This obsession has become something bigger than just a hobby. I’m passionate about making things that will outlive me. Everything else I’ve created—films, campaigns, commercials—has been fleeting: quick deliverables, direct deposits, and onto the next. But the tables I’ve built? They’ll be passed down by my nieces and nephews long after I’m gone. That’s what I love most. It’s lasting. It’s meaningful. It’s the most rewarding thing I’ve ever done, and it’s all I think about.

When I’m not in the shop, I’m traveling. I’ve been to both poles and camped on six out of seven continents. My other obsession is figuring out where to camp in Australia without 10,000 things trying to kill me. So, yeah, between woodworking and adventures, that’s where my mind is most of the time.

Also, SEO / growth marketing tools.

 
 

Q If you could talk to an expert to gain more insight on something, what would it be about?

How do I find a job at a company from now until I retire? I have bounced around, I have said goodbye to three dream jobs. I'm adaptable, I'm resilient, I'm proactive, I'm composed, I'm expressive, I have a killer network, and yet there doesn't seem to be any long-term commitment for what I do and I want that. I need somebody to help me find that.

Q What kind of opportunities/projects are you looking for?

I’m looking for a head of content or executive creative director role at an early to mid-stage startup with a runway longer than two years. I thrive with autonomy, and I want to join a team with some structure in place but enough flexibility for me to reshape the brand, redefine the tone, and meaningfully influence the product.

While I haven’t worked in health tech yet, I’ve worked across nearly every other industry, and I’m confident I can adapt quickly—even if the field is full of acronyms and jargon. I’m passionate about building brands and products, managing teams of designers, writers, video professionals, and audio experts, and creating something useful.

I’ve seen a few opportunities come and go, and while I haven’t been able to connect with the right businesses yet, I remain incredibly passionate and determined to find the perfect fit.

Q Describe your ideal job/client/collaboration.

I’ve truthfully never had a “shitty job,” and I feel incredibly fortunate for that. A lot of it has been intention, some of it luck, and a lot of it timing—none of which seems to be aligning for me right now. That said, my most recent experiences have been incredibly positive, even though the last two companies closed their doors.

At MT Copeland, I built a physical network of talented creative crews across the country—from Bozeman to Seattle, Miami to Boston, and everywhere in between. I directed every shoot and served as the sole representative of the business on location. For many people, MT Copeland wasn’t a brand—it was me.

One of the things I’m most proud of is the sense of connection I created. Whether someone worked on a single shoot or multiple, they felt like part of the Copeland network. One colleague told me that working with me meant you were “in.” It didn’t matter how long or in what capacity—everyone felt included, and that was deeply meaningful to me.

With Bloom, it was very similar in terms of feeling. But what was different was Bloom successfully brought psychologists, career coaches, executives, filmmakers, designers all into the same room to design a product. It was actually unbelievable, you know, the range of people and backgrounds that successfully brought a product together. I love that. It's really all about combining completely different minds in an intimate setting to make something useful.

Q How should someone approach you about working together?

I always like to know the budget upfront—budgets drive creativity. No joke, what’s available is what sparks the ideas. It’s the constraints that lead to the best solutions. So when reaching out, who the client is and what the budget looks like—that’s all I need.

I’m also a big fan of phone calls. Feel free to cold call me anytime, and if I don’t pick up, please leave a voicemail. Why are people so afraid to leave voicemails? Of course, email works too, but the essentials are simple: who’s the client, and what’s the budget?

 
 

Q Who is a creative you admire?

Peter McCollough
West Folk Film
Wild Willys Woodshop

Q Oh! and… how do you stay creative?

Travel far, alone, Build tables, then hit the bar— Concerts fuel my mind.

(Dataset records)
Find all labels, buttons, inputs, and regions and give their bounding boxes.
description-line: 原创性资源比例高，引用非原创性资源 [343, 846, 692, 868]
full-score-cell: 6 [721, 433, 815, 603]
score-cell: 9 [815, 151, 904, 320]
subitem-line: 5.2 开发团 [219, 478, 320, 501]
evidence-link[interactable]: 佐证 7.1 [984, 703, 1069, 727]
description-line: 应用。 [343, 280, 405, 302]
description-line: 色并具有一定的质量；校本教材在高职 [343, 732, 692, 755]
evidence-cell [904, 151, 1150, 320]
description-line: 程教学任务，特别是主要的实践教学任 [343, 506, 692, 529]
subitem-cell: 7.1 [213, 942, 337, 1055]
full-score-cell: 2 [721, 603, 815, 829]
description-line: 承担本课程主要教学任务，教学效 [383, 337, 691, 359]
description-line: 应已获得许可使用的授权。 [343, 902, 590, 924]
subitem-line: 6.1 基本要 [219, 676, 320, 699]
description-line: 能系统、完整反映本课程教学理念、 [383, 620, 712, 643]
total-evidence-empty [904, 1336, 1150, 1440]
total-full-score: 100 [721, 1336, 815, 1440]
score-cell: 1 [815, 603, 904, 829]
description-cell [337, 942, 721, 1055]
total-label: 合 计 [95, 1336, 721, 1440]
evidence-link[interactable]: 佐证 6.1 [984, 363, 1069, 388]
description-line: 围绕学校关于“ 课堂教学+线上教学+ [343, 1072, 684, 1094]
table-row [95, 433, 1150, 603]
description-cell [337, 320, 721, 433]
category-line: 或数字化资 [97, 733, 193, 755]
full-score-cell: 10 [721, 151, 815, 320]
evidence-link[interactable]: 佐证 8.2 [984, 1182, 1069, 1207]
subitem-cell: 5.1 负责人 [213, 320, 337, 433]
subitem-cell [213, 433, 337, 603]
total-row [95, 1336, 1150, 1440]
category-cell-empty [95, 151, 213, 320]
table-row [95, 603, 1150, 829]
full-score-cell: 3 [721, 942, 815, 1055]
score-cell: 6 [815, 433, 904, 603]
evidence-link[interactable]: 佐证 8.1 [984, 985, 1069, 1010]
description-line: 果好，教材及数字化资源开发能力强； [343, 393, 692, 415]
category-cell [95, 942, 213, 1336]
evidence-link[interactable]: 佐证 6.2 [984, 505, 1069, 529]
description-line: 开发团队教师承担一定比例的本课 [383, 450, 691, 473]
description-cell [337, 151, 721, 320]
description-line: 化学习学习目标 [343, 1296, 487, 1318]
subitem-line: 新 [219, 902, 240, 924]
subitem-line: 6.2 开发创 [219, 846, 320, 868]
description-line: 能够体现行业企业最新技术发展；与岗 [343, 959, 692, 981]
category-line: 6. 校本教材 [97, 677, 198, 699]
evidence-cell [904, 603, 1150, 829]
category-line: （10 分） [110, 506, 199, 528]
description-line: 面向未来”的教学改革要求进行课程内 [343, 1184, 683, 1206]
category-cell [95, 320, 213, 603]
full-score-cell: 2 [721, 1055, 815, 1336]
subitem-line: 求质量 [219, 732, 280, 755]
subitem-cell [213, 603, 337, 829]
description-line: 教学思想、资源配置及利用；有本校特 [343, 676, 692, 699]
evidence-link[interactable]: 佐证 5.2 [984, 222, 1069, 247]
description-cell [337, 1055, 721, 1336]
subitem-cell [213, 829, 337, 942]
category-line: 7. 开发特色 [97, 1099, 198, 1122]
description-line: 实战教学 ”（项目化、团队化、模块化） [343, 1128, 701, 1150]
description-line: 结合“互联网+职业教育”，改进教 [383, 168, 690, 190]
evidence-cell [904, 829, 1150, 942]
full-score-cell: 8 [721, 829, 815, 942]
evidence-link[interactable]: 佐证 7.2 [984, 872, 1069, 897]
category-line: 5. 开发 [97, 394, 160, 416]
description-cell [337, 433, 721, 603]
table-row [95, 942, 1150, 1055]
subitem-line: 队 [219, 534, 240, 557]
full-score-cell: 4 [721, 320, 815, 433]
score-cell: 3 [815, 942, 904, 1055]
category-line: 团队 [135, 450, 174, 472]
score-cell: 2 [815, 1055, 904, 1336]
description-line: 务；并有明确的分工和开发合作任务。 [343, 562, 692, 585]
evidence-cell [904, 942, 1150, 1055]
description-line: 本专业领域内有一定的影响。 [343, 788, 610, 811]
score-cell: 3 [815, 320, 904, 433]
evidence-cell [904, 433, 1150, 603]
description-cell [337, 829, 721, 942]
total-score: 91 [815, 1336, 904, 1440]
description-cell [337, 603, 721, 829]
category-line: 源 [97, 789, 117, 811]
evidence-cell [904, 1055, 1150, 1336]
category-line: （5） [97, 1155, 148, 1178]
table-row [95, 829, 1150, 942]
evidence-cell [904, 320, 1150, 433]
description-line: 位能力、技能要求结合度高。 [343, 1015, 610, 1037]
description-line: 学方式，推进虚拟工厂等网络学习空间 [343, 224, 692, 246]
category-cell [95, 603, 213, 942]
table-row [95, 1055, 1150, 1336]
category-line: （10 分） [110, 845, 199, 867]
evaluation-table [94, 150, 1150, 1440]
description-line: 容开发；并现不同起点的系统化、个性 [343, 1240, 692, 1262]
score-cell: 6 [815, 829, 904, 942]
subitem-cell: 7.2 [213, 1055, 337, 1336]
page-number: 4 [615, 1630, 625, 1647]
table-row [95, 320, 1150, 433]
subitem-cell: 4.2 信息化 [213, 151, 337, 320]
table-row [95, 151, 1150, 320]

Directions for this task
Rewrite the part of the interview starting with "One of the things" and going on through "make something useful.", changing "psychologists" to "therapists".

Reply
One of the things I’m most proud of is the sense of connection I created. Whether someone worked on a single shoot or multiple, they felt like part of the Copeland network. One colleague told me that working with me meant you were “in.” It didn’t matter how long or in what capacity—everyone felt included, and that was deeply meaningful to me.

With Bloom, it was very similar in terms of feeling. But what was different was Bloom successfully brought therapists, career coaches, executives, filmmakers, designers all into the same room to design a product. It was actually unbelievable, you know, the range of people and backgrounds that successfully brought a product together. I love that. It's really all about combining completely different minds in an intimate setting to make something useful.